SET PROBLEM >> Lift out all lines below that contain "wallet".

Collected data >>

——————————

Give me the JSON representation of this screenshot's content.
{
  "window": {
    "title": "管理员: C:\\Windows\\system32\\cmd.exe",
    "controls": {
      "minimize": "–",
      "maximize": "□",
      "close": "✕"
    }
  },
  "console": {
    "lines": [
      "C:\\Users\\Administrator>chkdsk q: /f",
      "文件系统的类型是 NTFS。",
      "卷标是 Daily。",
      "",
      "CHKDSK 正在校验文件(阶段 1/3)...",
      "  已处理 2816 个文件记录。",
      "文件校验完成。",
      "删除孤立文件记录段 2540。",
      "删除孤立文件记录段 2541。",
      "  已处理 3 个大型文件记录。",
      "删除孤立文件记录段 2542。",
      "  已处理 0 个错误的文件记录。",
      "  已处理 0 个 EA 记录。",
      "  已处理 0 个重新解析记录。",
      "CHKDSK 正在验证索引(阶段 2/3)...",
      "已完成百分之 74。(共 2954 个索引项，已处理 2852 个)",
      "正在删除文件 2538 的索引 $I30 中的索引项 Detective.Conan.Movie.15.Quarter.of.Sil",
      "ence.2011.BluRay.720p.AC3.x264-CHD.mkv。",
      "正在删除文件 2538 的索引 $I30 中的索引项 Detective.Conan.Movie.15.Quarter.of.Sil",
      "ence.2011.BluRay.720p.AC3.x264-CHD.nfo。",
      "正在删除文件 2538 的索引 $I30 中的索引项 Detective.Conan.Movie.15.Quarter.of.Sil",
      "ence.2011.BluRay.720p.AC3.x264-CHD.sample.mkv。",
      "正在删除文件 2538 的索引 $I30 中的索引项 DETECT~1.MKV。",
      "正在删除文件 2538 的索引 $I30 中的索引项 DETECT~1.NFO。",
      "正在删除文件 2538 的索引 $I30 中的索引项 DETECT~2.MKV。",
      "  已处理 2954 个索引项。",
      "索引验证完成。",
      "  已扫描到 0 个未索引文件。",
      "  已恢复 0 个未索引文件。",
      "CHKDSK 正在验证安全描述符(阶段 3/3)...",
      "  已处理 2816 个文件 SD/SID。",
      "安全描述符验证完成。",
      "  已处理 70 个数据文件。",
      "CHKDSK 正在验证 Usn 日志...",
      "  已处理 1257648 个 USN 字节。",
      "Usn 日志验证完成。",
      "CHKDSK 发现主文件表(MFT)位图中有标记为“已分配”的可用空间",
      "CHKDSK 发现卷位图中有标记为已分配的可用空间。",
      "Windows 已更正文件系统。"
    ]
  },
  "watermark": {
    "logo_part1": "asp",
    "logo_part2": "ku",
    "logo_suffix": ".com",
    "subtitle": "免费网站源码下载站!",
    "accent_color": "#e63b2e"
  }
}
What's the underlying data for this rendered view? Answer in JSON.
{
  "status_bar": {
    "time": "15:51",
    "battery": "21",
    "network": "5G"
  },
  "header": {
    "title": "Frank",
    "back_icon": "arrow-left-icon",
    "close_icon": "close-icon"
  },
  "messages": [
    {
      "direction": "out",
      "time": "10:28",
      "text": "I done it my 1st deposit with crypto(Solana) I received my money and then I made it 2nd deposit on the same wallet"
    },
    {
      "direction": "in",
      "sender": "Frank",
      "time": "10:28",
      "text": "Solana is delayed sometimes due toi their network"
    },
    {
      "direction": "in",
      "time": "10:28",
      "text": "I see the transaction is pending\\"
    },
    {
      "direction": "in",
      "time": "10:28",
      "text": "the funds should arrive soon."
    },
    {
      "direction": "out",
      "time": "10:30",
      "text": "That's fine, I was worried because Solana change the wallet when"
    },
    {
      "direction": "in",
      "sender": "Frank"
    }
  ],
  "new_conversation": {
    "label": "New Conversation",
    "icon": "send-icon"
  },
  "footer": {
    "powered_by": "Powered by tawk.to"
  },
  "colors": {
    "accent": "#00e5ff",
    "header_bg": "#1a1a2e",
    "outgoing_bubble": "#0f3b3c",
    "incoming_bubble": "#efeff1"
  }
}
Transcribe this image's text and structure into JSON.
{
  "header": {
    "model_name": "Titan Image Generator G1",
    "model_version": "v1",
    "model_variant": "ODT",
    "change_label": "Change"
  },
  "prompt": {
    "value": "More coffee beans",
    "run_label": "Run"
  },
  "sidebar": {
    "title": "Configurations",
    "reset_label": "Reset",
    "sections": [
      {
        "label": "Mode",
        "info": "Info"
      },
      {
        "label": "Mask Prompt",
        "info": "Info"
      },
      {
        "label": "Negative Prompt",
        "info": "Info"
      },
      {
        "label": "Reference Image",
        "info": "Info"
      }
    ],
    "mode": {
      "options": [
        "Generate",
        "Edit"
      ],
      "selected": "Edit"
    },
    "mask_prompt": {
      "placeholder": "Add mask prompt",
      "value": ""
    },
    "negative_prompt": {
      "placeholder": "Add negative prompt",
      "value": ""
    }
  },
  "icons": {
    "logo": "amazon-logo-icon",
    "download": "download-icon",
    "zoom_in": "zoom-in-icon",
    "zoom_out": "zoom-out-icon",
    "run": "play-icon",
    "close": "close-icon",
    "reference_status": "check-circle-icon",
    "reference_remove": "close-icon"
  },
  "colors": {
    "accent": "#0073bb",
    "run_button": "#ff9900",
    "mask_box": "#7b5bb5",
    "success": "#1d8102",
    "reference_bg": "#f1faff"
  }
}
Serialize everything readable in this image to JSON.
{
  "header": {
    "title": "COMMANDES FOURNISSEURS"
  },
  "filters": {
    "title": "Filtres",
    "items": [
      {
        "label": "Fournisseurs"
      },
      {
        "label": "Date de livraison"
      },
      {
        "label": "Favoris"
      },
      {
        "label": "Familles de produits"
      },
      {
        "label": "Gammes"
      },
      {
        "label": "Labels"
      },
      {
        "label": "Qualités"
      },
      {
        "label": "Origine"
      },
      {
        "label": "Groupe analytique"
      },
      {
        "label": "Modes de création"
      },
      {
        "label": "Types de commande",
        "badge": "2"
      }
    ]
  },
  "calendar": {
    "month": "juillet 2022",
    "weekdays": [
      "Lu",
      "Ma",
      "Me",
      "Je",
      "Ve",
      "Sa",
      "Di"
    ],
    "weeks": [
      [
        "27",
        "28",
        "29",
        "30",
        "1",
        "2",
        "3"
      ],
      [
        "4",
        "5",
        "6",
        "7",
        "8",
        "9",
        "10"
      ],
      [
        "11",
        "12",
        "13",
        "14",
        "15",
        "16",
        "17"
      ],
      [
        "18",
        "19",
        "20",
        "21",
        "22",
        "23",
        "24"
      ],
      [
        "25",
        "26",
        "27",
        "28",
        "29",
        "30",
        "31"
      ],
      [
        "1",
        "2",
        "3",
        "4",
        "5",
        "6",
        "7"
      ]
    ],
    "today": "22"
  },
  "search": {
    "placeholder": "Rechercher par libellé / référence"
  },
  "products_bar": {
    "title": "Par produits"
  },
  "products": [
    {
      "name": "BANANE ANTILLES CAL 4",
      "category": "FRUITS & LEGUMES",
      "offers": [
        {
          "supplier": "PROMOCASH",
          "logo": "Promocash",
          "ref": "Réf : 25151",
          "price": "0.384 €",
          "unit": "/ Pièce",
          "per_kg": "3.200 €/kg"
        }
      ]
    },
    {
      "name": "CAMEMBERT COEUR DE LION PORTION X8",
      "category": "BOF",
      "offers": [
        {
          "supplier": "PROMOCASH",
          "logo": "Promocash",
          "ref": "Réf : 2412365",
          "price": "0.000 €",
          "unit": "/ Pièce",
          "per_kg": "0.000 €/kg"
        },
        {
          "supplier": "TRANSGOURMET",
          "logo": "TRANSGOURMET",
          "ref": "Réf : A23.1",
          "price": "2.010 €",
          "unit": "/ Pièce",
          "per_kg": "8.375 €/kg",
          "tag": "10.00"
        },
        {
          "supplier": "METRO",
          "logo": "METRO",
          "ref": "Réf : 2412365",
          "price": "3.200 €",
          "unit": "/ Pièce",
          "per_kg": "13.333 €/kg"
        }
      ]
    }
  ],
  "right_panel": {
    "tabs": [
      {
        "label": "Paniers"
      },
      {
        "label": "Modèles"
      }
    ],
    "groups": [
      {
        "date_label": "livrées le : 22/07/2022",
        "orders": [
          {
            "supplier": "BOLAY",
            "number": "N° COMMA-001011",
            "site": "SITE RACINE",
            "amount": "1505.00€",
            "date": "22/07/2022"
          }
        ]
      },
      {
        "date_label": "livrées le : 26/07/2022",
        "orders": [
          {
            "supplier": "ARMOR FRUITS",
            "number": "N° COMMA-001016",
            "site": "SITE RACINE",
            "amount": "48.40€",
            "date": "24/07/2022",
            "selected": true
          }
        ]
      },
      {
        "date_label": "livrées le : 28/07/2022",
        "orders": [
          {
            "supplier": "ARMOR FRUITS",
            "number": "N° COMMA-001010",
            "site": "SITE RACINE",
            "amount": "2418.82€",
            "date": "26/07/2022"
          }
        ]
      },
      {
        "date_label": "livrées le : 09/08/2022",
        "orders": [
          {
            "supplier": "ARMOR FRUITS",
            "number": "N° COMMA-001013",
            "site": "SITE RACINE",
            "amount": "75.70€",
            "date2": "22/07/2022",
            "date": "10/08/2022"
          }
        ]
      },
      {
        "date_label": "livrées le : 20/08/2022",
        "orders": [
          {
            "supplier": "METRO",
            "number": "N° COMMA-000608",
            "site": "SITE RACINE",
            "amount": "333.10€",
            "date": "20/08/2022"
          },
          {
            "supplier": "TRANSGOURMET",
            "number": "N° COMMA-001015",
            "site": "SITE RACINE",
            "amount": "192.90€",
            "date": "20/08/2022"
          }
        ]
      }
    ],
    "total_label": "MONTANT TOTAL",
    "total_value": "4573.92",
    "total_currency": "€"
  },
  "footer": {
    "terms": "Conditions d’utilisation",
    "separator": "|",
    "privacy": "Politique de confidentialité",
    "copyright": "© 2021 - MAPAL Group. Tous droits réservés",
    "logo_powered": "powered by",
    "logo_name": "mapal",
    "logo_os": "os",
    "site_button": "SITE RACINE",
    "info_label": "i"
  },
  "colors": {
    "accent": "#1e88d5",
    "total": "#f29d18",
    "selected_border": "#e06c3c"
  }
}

——————————

WORKED ANSWER >>
      "text": "I done it my 1st deposit with crypto(Solana) I received my money and then I made it 2nd deposit on the same wallet"
      "text": "That's fine, I was worried because Solana change the wallet when"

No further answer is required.